Extract every line of the rows below that contains the string "Combat". Case counts.

(Data records)
::::

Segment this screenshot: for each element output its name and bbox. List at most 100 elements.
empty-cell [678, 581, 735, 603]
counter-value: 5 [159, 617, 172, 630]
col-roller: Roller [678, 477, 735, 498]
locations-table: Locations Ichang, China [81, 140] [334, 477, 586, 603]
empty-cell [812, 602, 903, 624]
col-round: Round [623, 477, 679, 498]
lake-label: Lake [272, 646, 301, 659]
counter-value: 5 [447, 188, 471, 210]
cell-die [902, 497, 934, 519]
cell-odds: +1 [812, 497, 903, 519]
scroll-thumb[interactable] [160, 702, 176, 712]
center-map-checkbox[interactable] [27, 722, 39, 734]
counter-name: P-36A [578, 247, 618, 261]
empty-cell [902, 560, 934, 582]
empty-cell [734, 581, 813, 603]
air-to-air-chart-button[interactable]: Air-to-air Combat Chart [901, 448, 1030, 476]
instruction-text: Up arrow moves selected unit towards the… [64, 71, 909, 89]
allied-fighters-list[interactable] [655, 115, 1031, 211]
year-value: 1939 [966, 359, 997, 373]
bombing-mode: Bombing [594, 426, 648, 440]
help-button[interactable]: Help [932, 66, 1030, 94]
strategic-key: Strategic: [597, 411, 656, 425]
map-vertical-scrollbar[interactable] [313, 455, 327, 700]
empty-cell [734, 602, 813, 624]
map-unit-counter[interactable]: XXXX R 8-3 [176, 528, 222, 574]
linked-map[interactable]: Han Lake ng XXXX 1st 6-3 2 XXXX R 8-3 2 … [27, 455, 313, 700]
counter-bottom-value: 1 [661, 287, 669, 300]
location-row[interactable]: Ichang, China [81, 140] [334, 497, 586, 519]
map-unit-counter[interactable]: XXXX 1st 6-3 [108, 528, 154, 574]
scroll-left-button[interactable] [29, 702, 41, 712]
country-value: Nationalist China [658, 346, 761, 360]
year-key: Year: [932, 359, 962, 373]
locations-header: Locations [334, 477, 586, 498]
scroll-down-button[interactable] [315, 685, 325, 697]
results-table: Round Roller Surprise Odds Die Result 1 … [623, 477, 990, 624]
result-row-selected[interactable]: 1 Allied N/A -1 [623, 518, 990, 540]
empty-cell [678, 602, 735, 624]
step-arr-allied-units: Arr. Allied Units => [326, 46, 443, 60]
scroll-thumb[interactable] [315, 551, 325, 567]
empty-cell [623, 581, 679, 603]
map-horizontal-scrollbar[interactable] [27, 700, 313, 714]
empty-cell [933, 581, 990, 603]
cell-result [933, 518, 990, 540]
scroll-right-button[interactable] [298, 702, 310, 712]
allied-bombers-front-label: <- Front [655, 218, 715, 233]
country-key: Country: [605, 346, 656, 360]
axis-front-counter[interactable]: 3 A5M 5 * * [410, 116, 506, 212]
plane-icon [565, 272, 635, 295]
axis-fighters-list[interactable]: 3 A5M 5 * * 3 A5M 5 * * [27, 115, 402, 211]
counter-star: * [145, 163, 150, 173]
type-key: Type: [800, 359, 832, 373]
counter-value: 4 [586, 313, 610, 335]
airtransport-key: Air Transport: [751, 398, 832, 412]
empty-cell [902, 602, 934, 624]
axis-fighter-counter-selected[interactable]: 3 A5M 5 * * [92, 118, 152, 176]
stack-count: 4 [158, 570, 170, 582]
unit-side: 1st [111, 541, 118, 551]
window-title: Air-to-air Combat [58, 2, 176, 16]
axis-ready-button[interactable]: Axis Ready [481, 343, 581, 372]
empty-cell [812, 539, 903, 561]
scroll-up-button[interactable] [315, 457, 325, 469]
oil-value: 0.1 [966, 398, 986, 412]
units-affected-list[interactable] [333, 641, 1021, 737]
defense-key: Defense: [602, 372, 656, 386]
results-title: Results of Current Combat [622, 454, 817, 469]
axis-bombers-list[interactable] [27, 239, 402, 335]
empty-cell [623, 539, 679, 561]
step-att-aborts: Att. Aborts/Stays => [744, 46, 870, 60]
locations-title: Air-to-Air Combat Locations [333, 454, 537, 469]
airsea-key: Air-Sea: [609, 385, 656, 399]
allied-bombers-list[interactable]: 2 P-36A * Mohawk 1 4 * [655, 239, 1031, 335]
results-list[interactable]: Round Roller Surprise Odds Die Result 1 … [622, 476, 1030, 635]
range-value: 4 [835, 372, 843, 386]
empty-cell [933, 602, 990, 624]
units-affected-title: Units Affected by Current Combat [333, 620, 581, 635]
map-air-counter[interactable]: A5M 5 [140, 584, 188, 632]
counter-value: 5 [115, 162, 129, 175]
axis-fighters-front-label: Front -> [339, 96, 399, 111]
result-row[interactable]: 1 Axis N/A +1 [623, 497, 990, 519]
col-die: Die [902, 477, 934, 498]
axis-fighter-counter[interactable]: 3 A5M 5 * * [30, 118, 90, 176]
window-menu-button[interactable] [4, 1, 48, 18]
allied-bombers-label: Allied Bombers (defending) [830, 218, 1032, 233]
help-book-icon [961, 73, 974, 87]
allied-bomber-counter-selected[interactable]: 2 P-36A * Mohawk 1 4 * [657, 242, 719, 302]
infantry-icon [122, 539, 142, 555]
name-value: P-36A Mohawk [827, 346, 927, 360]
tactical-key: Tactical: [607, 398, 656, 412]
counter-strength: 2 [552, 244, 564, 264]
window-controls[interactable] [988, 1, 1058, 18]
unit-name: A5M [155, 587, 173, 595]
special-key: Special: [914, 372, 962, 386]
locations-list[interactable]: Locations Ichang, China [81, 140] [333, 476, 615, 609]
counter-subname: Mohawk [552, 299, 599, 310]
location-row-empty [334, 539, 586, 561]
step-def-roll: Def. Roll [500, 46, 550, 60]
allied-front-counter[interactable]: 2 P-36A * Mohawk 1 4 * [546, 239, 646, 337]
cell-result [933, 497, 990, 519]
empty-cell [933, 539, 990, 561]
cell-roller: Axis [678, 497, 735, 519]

::::

SOLUTION FOR THIS PROBLEM:
air-to-air-chart-button[interactable]: Air-to-air Combat Chart [901, 448, 1030, 476]
window-title: Air-to-air Combat [58, 2, 176, 16]
results-title: Results of Current Combat [622, 454, 817, 469]
locations-title: Air-to-Air Combat Locations [333, 454, 537, 469]
units-affected-title: Units Affected by Current Combat [333, 620, 581, 635]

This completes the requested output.